## [What you need to do]
Retype the records below exactly as they appear.
=== Extracted entries ===
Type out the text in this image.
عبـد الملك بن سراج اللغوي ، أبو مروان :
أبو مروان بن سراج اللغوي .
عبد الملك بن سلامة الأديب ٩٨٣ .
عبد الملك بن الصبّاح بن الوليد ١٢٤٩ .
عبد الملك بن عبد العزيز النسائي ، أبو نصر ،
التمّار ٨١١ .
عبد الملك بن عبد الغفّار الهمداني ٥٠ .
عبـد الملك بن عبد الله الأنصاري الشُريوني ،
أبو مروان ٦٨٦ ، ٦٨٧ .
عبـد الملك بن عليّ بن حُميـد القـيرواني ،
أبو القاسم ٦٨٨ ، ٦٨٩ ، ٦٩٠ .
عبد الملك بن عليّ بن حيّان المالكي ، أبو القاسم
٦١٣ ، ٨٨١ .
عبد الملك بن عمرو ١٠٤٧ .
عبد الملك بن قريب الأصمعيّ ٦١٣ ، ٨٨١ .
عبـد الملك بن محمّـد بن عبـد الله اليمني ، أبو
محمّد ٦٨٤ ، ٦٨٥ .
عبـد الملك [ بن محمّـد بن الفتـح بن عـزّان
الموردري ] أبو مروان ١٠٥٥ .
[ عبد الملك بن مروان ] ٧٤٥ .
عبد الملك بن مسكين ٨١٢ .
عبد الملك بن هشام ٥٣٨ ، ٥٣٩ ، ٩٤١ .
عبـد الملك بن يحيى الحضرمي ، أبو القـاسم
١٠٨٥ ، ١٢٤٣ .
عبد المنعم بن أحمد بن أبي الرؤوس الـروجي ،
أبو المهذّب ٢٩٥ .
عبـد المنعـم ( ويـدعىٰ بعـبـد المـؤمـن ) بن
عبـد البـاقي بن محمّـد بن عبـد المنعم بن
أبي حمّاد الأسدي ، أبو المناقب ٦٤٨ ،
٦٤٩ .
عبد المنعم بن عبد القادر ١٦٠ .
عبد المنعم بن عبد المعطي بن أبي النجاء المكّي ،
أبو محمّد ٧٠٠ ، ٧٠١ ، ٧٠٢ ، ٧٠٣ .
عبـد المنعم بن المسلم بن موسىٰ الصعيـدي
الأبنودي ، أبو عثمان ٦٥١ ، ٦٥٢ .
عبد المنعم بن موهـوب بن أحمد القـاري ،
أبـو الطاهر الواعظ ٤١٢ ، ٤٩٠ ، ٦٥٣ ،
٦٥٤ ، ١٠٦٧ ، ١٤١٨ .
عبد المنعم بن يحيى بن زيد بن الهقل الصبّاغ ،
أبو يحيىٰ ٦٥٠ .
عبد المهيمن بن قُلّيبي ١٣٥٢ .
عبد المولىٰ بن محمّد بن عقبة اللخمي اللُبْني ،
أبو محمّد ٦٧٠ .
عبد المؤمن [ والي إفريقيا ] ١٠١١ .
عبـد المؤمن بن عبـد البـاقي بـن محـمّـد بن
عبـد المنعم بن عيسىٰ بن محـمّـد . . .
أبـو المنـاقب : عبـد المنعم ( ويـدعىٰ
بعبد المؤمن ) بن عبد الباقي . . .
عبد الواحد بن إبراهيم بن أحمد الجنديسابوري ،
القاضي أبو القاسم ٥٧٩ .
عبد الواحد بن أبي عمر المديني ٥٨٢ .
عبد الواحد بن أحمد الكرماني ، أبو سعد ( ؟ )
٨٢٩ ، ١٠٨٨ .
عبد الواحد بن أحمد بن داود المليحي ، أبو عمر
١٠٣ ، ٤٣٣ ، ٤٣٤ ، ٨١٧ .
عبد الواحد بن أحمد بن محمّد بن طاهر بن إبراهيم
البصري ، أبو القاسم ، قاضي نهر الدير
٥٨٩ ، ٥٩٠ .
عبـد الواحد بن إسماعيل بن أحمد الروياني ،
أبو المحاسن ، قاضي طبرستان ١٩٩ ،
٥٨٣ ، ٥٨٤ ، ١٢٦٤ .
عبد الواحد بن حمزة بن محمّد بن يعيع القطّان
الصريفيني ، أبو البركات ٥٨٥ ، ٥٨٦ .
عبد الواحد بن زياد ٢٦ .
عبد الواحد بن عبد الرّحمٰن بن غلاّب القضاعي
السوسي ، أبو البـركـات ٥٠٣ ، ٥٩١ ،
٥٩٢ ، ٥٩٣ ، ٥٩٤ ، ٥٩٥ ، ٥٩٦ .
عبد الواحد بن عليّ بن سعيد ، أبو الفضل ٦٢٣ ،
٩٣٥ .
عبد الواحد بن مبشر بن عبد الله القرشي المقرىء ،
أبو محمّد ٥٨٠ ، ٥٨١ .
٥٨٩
===
## [Final result]
Type out the text in this image.
عبـد الملك بن سراج اللغوي ، أبو مروان :
أبو مروان بن سراج اللغوي .
عبد الملك بن سلامة الأديب ٩٨٣ .
عبد الملك بن الصبّاح بن الوليد ١٢٤٩ .
عبد الملك بن عبد العزيز النسائي ، أبو نصر ،
التمّار ٨١١ .
عبد الملك بن عبد الغفّار الهمداني ٥٠ .
عبـد الملك بن عبد الله الأنصاري الشُريوني ،
أبو مروان ٦٨٦ ، ٦٨٧ .
عبـد الملك بن عليّ بن حُميـد القـيرواني ،
أبو القاسم ٦٨٨ ، ٦٨٩ ، ٦٩٠ .
عبد الملك بن عليّ بن حيّان المالكي ، أبو القاسم
٦١٣ ، ٨٨١ .
عبد الملك بن عمرو ١٠٤٧ .
عبد الملك بن قريب الأصمعيّ ٦١٣ ، ٨٨١ .
عبـد الملك بن محمّـد بن عبـد الله اليمني ، أبو
محمّد ٦٨٤ ، ٦٨٥ .
عبـد الملك [ بن محمّـد بن الفتـح بن عـزّان
الموردري ] أبو مروان ١٠٥٥ .
[ عبد الملك بن مروان ] ٧٤٥ .
عبد الملك بن مسكين ٨١٢ .
عبد الملك بن هشام ٥٣٨ ، ٥٣٩ ، ٩٤١ .
عبـد الملك بن يحيى الحضرمي ، أبو القـاسم
١٠٨٥ ، ١٢٤٣ .
عبد المنعم بن أحمد بن أبي الرؤوس الـروجي ،
أبو المهذّب ٢٩٥ .
عبـد المنعـم ( ويـدعىٰ بعـبـد المـؤمـن ) بن
عبـد البـاقي بن محمّـد بن عبـد المنعم بن
أبي حمّاد الأسدي ، أبو المناقب ٦٤٨ ،
٦٤٩ .
عبد المنعم بن عبد القادر ١٦٠ .
عبد المنعم بن عبد المعطي بن أبي النجاء المكّي ،
أبو محمّد ٧٠٠ ، ٧٠١ ، ٧٠٢ ، ٧٠٣ .
عبـد المنعم بن المسلم بن موسىٰ الصعيـدي
الأبنودي ، أبو عثمان ٦٥١ ، ٦٥٢ .
عبد المنعم بن موهـوب بن أحمد القـاري ،
أبـو الطاهر الواعظ ٤١٢ ، ٤٩٠ ، ٦٥٣ ،
٦٥٤ ، ١٠٦٧ ، ١٤١٨ .
عبد المنعم بن يحيى بن زيد بن الهقل الصبّاغ ،
أبو يحيىٰ ٦٥٠ .
عبد المهيمن بن قُلّيبي ١٣٥٢ .
عبد المولىٰ بن محمّد بن عقبة اللخمي اللُبْني ،
أبو محمّد ٦٧٠ .
عبد المؤمن [ والي إفريقيا ] ١٠١١ .
عبـد المؤمن بن عبـد البـاقي بـن محـمّـد بن
عبـد المنعم بن عيسىٰ بن محـمّـد . . .
أبـو المنـاقب : عبـد المنعم ( ويـدعىٰ
بعبد المؤمن ) بن عبد الباقي . . .
عبد الواحد بن إبراهيم بن أحمد الجنديسابوري ،
القاضي أبو القاسم ٥٧٩ .
عبد الواحد بن أبي عمر المديني ٥٨٢ .
عبد الواحد بن أحمد الكرماني ، أبو سعد ( ؟ )
٨٢٩ ، ١٠٨٨ .
عبد الواحد بن أحمد بن داود المليحي ، أبو عمر
١٠٣ ، ٤٣٣ ، ٤٣٤ ، ٨١٧ .
عبد الواحد بن أحمد بن محمّد بن طاهر بن إبراهيم
البصري ، أبو القاسم ، قاضي نهر الدير
٥٨٩ ، ٥٩٠ .
عبـد الواحد بن إسماعيل بن أحمد الروياني ،
أبو المحاسن ، قاضي طبرستان ١٩٩ ،
٥٨٣ ، ٥٨٤ ، ١٢٦٤ .
عبد الواحد بن حمزة بن محمّد بن يعيع القطّان
الصريفيني ، أبو البركات ٥٨٥ ، ٥٨٦ .
عبد الواحد بن زياد ٢٦ .
عبد الواحد بن عبد الرّحمٰن بن غلاّب القضاعي
السوسي ، أبو البـركـات ٥٠٣ ، ٥٩١ ،
٥٩٢ ، ٥٩٣ ، ٥٩٤ ، ٥٩٥ ، ٥٩٦ .
عبد الواحد بن عليّ بن سعيد ، أبو الفضل ٦٢٣ ،
٩٣٥ .
عبد الواحد بن مبشر بن عبد الله القرشي المقرىء ،
أبو محمّد ٥٨٠ ، ٥٨١ .
٥٨٩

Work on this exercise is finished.